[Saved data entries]
▼
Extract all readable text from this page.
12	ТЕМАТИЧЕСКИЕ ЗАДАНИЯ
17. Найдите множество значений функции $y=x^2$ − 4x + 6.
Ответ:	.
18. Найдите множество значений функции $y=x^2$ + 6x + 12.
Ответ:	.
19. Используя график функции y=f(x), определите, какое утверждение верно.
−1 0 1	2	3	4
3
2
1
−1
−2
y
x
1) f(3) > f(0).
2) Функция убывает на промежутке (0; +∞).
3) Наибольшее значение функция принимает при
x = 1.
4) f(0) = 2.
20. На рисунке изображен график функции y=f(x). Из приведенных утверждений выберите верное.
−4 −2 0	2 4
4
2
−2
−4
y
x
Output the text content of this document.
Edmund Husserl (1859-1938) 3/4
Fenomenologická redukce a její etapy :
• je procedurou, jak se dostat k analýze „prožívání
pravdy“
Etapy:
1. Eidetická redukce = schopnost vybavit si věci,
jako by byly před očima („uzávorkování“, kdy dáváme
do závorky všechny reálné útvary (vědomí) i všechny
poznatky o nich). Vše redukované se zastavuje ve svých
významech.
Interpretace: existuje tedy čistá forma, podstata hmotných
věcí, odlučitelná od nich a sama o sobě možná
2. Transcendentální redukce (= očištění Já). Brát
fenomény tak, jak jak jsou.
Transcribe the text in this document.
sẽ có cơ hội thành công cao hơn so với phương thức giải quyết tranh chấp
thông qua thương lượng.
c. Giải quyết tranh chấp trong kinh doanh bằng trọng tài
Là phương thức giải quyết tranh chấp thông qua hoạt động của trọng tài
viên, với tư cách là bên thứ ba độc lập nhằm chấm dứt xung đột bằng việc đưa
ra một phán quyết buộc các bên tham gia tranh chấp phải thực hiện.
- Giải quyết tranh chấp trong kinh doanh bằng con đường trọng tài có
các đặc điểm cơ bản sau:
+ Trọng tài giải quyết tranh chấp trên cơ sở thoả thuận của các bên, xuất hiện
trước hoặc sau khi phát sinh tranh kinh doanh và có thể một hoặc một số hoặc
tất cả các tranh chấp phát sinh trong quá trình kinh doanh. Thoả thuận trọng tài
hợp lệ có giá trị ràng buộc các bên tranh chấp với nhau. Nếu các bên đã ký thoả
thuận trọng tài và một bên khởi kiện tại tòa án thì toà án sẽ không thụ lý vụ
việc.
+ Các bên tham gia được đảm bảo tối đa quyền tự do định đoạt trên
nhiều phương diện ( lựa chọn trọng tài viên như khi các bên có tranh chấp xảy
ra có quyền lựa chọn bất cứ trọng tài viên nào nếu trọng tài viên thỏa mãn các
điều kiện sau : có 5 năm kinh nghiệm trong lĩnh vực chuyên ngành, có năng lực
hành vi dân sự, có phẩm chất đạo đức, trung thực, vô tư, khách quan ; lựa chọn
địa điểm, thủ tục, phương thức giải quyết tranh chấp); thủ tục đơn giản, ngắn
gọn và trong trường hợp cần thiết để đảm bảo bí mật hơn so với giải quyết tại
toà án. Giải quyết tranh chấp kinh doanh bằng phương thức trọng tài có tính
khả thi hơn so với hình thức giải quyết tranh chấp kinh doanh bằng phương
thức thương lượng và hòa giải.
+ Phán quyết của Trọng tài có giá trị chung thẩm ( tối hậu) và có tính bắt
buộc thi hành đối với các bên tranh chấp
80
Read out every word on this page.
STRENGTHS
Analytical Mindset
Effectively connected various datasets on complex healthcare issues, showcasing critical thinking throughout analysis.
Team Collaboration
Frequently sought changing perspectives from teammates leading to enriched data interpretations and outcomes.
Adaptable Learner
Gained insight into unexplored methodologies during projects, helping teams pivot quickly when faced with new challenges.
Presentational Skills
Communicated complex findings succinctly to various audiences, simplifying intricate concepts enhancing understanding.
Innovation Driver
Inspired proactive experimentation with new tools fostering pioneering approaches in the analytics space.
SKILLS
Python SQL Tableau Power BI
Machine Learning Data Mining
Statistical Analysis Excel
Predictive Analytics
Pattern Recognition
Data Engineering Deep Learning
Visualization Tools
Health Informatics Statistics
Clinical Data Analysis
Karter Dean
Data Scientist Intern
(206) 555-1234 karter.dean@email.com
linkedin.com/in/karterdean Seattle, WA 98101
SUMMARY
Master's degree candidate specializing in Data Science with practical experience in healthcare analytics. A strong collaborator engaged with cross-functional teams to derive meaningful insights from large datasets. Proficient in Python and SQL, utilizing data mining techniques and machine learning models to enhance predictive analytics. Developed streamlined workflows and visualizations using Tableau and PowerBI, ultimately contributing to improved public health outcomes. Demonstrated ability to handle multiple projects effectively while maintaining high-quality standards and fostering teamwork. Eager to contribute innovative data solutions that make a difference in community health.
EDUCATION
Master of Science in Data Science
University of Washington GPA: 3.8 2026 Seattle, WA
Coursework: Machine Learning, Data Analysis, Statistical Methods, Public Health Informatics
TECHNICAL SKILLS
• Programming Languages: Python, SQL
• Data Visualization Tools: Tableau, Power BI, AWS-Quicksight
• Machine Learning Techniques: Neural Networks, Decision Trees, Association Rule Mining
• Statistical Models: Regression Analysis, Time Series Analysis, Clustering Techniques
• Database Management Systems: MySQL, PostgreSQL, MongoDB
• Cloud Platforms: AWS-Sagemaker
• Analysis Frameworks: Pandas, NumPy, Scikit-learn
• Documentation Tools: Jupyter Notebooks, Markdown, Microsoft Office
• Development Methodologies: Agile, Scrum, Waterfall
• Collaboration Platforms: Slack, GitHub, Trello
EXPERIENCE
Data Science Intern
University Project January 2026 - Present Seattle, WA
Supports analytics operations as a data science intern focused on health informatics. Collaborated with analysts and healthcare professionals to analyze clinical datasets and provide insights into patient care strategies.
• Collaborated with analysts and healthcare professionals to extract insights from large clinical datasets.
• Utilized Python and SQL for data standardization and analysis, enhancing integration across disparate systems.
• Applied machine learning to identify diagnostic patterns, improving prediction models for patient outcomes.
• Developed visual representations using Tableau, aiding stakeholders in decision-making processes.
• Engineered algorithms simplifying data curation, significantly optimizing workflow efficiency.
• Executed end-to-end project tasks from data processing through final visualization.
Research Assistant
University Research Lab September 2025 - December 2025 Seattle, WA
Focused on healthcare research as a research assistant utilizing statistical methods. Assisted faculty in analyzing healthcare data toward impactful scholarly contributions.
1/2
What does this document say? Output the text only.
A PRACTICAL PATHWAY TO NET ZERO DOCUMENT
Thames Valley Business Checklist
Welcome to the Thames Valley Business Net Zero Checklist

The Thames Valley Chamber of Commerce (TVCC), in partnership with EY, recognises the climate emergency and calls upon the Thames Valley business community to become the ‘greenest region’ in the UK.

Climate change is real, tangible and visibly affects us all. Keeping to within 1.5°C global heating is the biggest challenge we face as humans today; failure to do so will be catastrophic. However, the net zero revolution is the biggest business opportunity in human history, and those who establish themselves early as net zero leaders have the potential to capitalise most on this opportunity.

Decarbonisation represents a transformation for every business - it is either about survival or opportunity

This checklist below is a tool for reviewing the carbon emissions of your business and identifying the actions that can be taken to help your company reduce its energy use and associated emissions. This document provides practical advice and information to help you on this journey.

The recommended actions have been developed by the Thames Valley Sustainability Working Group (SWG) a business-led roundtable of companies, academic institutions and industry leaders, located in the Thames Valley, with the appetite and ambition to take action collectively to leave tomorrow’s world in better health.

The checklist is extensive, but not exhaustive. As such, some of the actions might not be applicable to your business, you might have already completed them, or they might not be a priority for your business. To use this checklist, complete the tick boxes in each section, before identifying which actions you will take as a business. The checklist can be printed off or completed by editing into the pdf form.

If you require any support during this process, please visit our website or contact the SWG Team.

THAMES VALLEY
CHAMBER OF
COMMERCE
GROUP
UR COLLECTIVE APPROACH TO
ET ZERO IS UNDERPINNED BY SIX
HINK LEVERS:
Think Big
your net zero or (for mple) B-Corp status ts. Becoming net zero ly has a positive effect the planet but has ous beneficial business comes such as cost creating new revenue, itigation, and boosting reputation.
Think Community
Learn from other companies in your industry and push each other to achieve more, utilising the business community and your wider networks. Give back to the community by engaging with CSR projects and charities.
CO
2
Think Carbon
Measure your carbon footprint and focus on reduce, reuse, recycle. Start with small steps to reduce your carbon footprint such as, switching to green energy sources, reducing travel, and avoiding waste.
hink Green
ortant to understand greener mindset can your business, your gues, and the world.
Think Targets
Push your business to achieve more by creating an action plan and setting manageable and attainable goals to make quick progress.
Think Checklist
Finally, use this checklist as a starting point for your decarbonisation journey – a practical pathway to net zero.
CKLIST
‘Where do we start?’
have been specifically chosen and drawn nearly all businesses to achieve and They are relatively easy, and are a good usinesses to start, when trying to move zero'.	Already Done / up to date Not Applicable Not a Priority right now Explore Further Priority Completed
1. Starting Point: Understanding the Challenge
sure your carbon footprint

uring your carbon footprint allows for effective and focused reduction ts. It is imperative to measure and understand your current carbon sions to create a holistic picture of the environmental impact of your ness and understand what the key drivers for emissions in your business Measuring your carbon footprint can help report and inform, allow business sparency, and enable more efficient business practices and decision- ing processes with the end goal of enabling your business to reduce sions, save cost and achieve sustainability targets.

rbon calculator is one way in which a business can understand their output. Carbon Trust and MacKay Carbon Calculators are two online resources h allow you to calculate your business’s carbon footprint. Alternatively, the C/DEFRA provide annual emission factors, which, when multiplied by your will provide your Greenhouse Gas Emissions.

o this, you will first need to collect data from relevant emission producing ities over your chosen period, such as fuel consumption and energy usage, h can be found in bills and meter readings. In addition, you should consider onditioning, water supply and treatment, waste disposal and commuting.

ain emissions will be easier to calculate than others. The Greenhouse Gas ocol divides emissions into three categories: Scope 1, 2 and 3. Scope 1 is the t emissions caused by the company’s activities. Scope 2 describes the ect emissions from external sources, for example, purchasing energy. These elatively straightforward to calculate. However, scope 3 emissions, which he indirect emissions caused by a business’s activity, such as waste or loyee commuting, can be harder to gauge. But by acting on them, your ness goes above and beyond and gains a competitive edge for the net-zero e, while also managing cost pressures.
▲
=== TASK DESCRIPTION ===
Find every line above that contains the word "buộc", and return each one.

=== COMPLETE ANSWER ===
ra một phán quyết buộc các bên tham gia tranh chấp phải thực hiện.
hợp lệ có giá trị ràng buộc các bên tranh chấp với nhau. Nếu các bên đã ký thoả
buộc thi hành đối với các bên tranh chấp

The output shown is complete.